### YOUR OBJECTIVE
Of the lines in the listing below, how many hold "usft"? Answer with the number only.

### SUPPLIED DATA
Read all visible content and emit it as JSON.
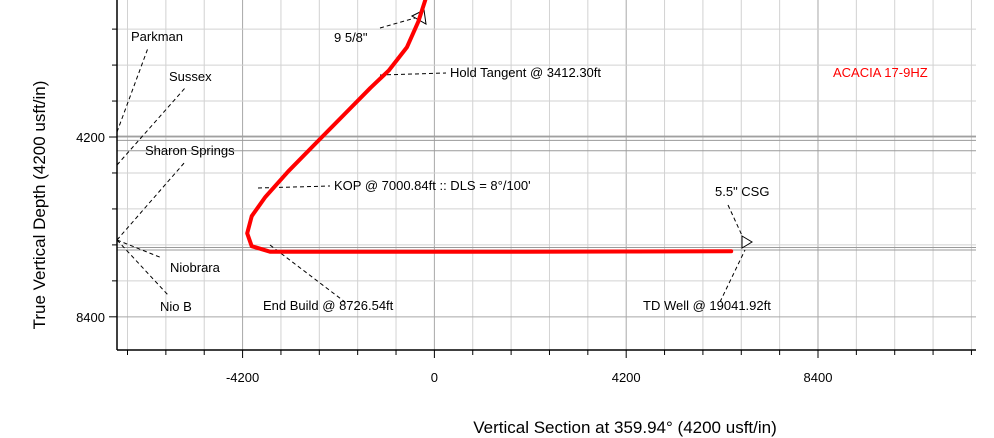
{
  "chart_data": {
    "type": "line",
    "xlabel": "Vertical Section at 359.94° (4200 usft/in)",
    "ylabel": "True Vertical Depth (4200 usft/in)",
    "xlim": [
      -6950,
      11860
    ],
    "ylim": [
      9175,
      1000
    ],
    "y_inverted": true,
    "grid": true,
    "x_ticks": [
      -4200,
      0,
      4200,
      8400
    ],
    "y_ticks": [
      4200,
      8400
    ],
    "well_label": "ACACIA 17-9HZ",
    "well_color": "#ff0000",
    "series": [
      {
        "color": "#ff0000",
        "x": [
          -200,
          -350,
          -600,
          -1000,
          -1400,
          -2000,
          -2600,
          -3200,
          -3700,
          -4000,
          -4100,
          -4000,
          -3600,
          0,
          2000,
          4200,
          6500
        ],
        "y": [
          1000,
          1500,
          2100,
          2650,
          3050,
          3700,
          4350,
          5000,
          5600,
          6050,
          6450,
          6750,
          6880,
          6880,
          6880,
          6875,
          6870
        ]
      }
    ],
    "formation_lines": [
      {
        "y": 4180
      },
      {
        "y": 4280
      },
      {
        "y": 4520
      },
      {
        "y": 6780
      },
      {
        "y": 6840
      }
    ],
    "formations": [
      {
        "name": "Parkman",
        "label": "Parkman"
      },
      {
        "name": "Sussex",
        "label": "Sussex"
      },
      {
        "name": "Sharon Springs",
        "label": "Sharon Springs"
      },
      {
        "name": "Niobrara",
        "label": "Niobrara"
      },
      {
        "name": "Nio B",
        "label": "Nio B"
      }
    ],
    "annotations": [
      {
        "text": "9 5/8\""
      },
      {
        "text": "Hold Tangent @ 3412.30ft"
      },
      {
        "text": "KOP @ 7000.84ft :: DLS = 8°/100'"
      },
      {
        "text": "End Build @ 8726.54ft"
      },
      {
        "text": "5.5\" CSG"
      },
      {
        "text": "TD Well @ 19041.92ft"
      }
    ]
  }
}
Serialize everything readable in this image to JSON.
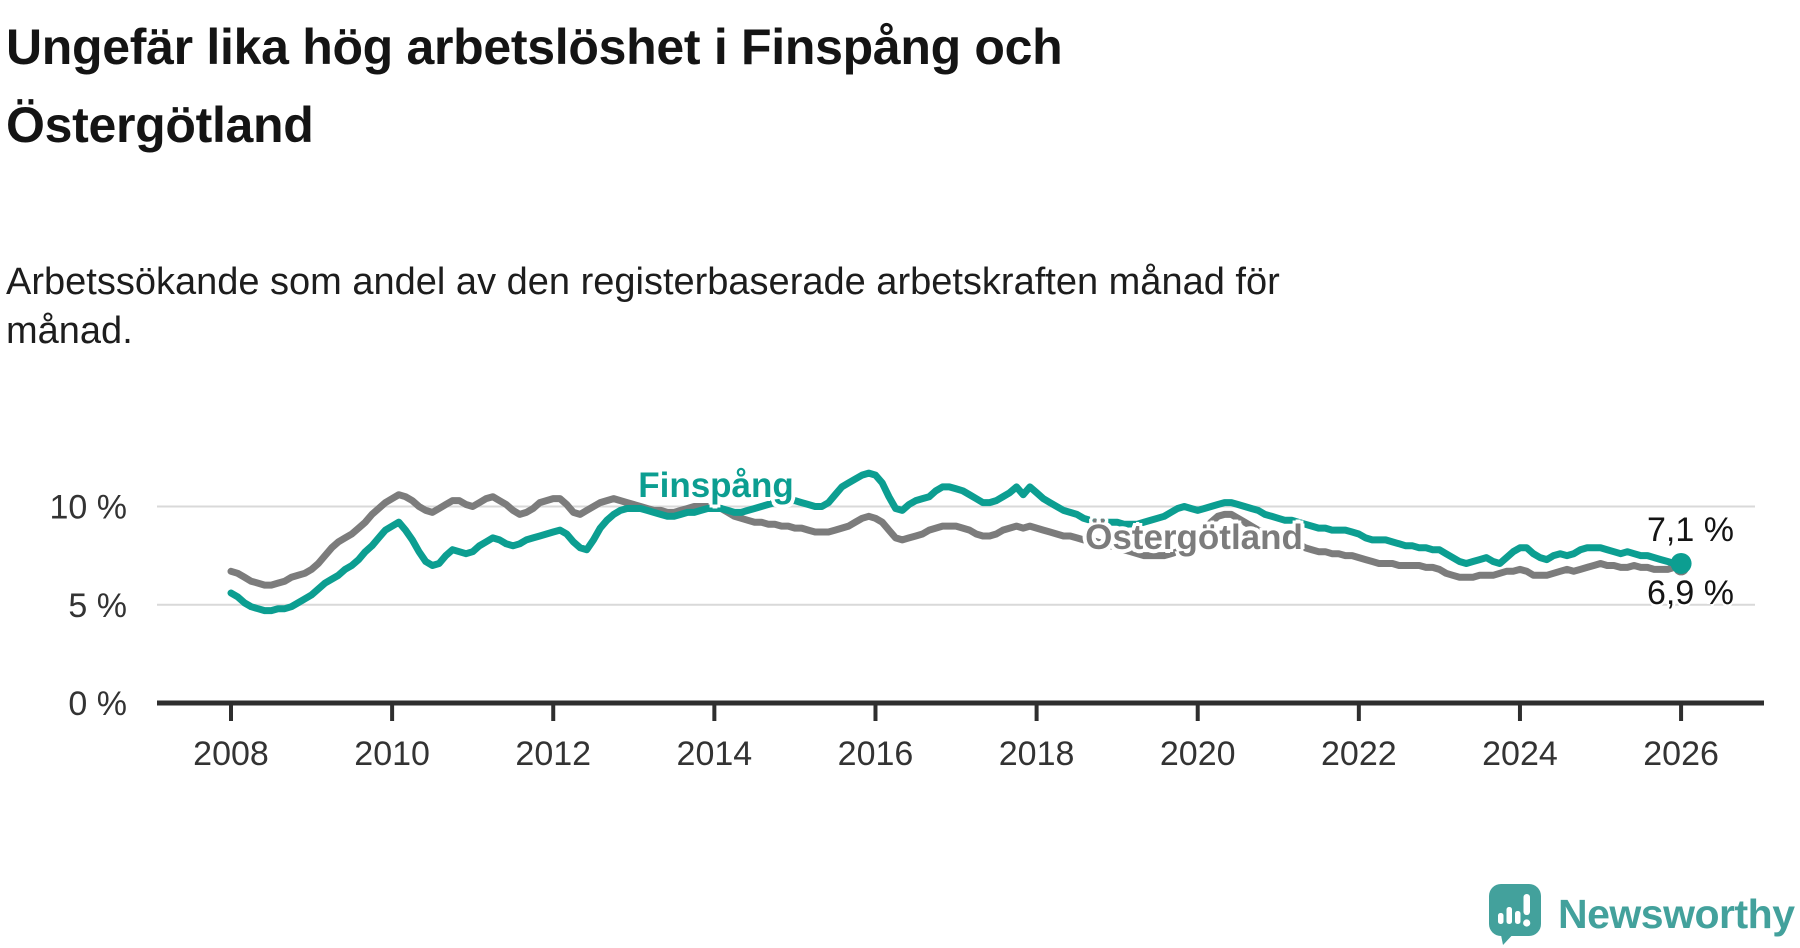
{
  "header": {
    "title_lines": [
      "Ungefär lika hög arbetslöshet i Finspång och",
      "Östergötland"
    ],
    "subtitle_lines": [
      "Arbetssökande som andel av den registerbaserade arbetskraften månad för",
      "månad."
    ]
  },
  "branding": {
    "wordmark": "Newsworthy",
    "logo_color": "#43a19c"
  },
  "colors": {
    "background": "#ffffff",
    "grid": "#d9d9d9",
    "axis": "#2e2e2e",
    "text": "#141414",
    "finspang": "#0c9e91",
    "ostergotland": "#7c7c7c"
  },
  "chart_data": {
    "type": "line",
    "unit": "%",
    "x_start_year": 2008,
    "x_interval": "monthly",
    "xticks": [
      2008,
      2010,
      2012,
      2014,
      2016,
      2018,
      2020,
      2022,
      2024,
      2026
    ],
    "yticks": [
      {
        "value": 10,
        "label": "10 %"
      },
      {
        "value": 5,
        "label": "5 %"
      },
      {
        "value": 0,
        "label": "0 %"
      }
    ],
    "ylim": [
      0,
      13.4
    ],
    "legend_position": "inline-labels",
    "grid": "horizontal-only",
    "series": [
      {
        "name": "Finspång",
        "color": "#0c9e91",
        "end_label": "7,1 %",
        "end_value": 7.1,
        "values": [
          5.6,
          5.4,
          5.1,
          4.9,
          4.8,
          4.7,
          4.7,
          4.8,
          4.8,
          4.9,
          5.1,
          5.3,
          5.5,
          5.8,
          6.1,
          6.3,
          6.5,
          6.8,
          7.0,
          7.3,
          7.7,
          8.0,
          8.4,
          8.8,
          9.0,
          9.2,
          8.8,
          8.3,
          7.7,
          7.2,
          7.0,
          7.1,
          7.5,
          7.8,
          7.7,
          7.6,
          7.7,
          8.0,
          8.2,
          8.4,
          8.3,
          8.1,
          8.0,
          8.1,
          8.3,
          8.4,
          8.5,
          8.6,
          8.7,
          8.8,
          8.6,
          8.2,
          7.9,
          7.8,
          8.3,
          8.9,
          9.3,
          9.6,
          9.8,
          9.9,
          9.9,
          9.9,
          9.8,
          9.7,
          9.6,
          9.5,
          9.5,
          9.6,
          9.7,
          9.7,
          9.8,
          9.9,
          9.9,
          9.9,
          9.8,
          9.7,
          9.7,
          9.8,
          9.9,
          10.0,
          10.1,
          10.2,
          10.3,
          10.3,
          10.3,
          10.2,
          10.1,
          10.0,
          10.0,
          10.2,
          10.6,
          11.0,
          11.2,
          11.4,
          11.6,
          11.7,
          11.6,
          11.2,
          10.5,
          9.9,
          9.8,
          10.1,
          10.3,
          10.4,
          10.5,
          10.8,
          11.0,
          11.0,
          10.9,
          10.8,
          10.6,
          10.4,
          10.2,
          10.2,
          10.3,
          10.5,
          10.7,
          11.0,
          10.6,
          11.0,
          10.7,
          10.4,
          10.2,
          10.0,
          9.8,
          9.7,
          9.6,
          9.4,
          9.3,
          9.2,
          9.2,
          9.2,
          9.2,
          9.1,
          9.1,
          9.1,
          9.2,
          9.3,
          9.4,
          9.5,
          9.7,
          9.9,
          10.0,
          9.9,
          9.8,
          9.9,
          10.0,
          10.1,
          10.2,
          10.2,
          10.1,
          10.0,
          9.9,
          9.8,
          9.6,
          9.5,
          9.4,
          9.3,
          9.3,
          9.2,
          9.1,
          9.0,
          8.9,
          8.9,
          8.8,
          8.8,
          8.8,
          8.7,
          8.6,
          8.4,
          8.3,
          8.3,
          8.3,
          8.2,
          8.1,
          8.0,
          8.0,
          7.9,
          7.9,
          7.8,
          7.8,
          7.6,
          7.4,
          7.2,
          7.1,
          7.2,
          7.3,
          7.4,
          7.2,
          7.1,
          7.4,
          7.7,
          7.9,
          7.9,
          7.6,
          7.4,
          7.3,
          7.5,
          7.6,
          7.5,
          7.6,
          7.8,
          7.9,
          7.9,
          7.9,
          7.8,
          7.7,
          7.6,
          7.7,
          7.6,
          7.5,
          7.5,
          7.4,
          7.3,
          7.2,
          7.1,
          7.1
        ]
      },
      {
        "name": "Östergötland",
        "color": "#7c7c7c",
        "end_label": "6,9 %",
        "end_value": 6.9,
        "values": [
          6.7,
          6.6,
          6.4,
          6.2,
          6.1,
          6.0,
          6.0,
          6.1,
          6.2,
          6.4,
          6.5,
          6.6,
          6.8,
          7.1,
          7.5,
          7.9,
          8.2,
          8.4,
          8.6,
          8.9,
          9.2,
          9.6,
          9.9,
          10.2,
          10.4,
          10.6,
          10.5,
          10.3,
          10.0,
          9.8,
          9.7,
          9.9,
          10.1,
          10.3,
          10.3,
          10.1,
          10.0,
          10.2,
          10.4,
          10.5,
          10.3,
          10.1,
          9.8,
          9.6,
          9.7,
          9.9,
          10.2,
          10.3,
          10.4,
          10.4,
          10.1,
          9.7,
          9.6,
          9.8,
          10.0,
          10.2,
          10.3,
          10.4,
          10.3,
          10.2,
          10.1,
          10.0,
          9.9,
          9.8,
          9.8,
          9.7,
          9.7,
          9.8,
          9.9,
          10.0,
          10.0,
          10.0,
          10.0,
          9.9,
          9.7,
          9.5,
          9.4,
          9.3,
          9.2,
          9.2,
          9.1,
          9.1,
          9.0,
          9.0,
          8.9,
          8.9,
          8.8,
          8.7,
          8.7,
          8.7,
          8.8,
          8.9,
          9.0,
          9.2,
          9.4,
          9.5,
          9.4,
          9.2,
          8.8,
          8.4,
          8.3,
          8.4,
          8.5,
          8.6,
          8.8,
          8.9,
          9.0,
          9.0,
          9.0,
          8.9,
          8.8,
          8.6,
          8.5,
          8.5,
          8.6,
          8.8,
          8.9,
          9.0,
          8.9,
          9.0,
          8.9,
          8.8,
          8.7,
          8.6,
          8.5,
          8.5,
          8.4,
          8.3,
          8.3,
          8.2,
          8.1,
          8.0,
          7.9,
          7.8,
          7.7,
          7.6,
          7.5,
          7.5,
          7.5,
          7.5,
          7.6,
          7.7,
          7.9,
          8.1,
          8.4,
          8.8,
          9.2,
          9.5,
          9.6,
          9.6,
          9.4,
          9.2,
          9.0,
          8.8,
          8.7,
          8.6,
          8.5,
          8.4,
          8.2,
          8.1,
          7.9,
          7.8,
          7.7,
          7.7,
          7.6,
          7.6,
          7.5,
          7.5,
          7.4,
          7.3,
          7.2,
          7.1,
          7.1,
          7.1,
          7.0,
          7.0,
          7.0,
          7.0,
          6.9,
          6.9,
          6.8,
          6.6,
          6.5,
          6.4,
          6.4,
          6.4,
          6.5,
          6.5,
          6.5,
          6.6,
          6.7,
          6.7,
          6.8,
          6.7,
          6.5,
          6.5,
          6.5,
          6.6,
          6.7,
          6.8,
          6.7,
          6.8,
          6.9,
          7.0,
          7.1,
          7.0,
          7.0,
          6.9,
          6.9,
          7.0,
          6.9,
          6.9,
          6.8,
          6.8,
          6.8,
          6.9,
          6.9
        ]
      }
    ]
  }
}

### COMPLETE OUTPUT
2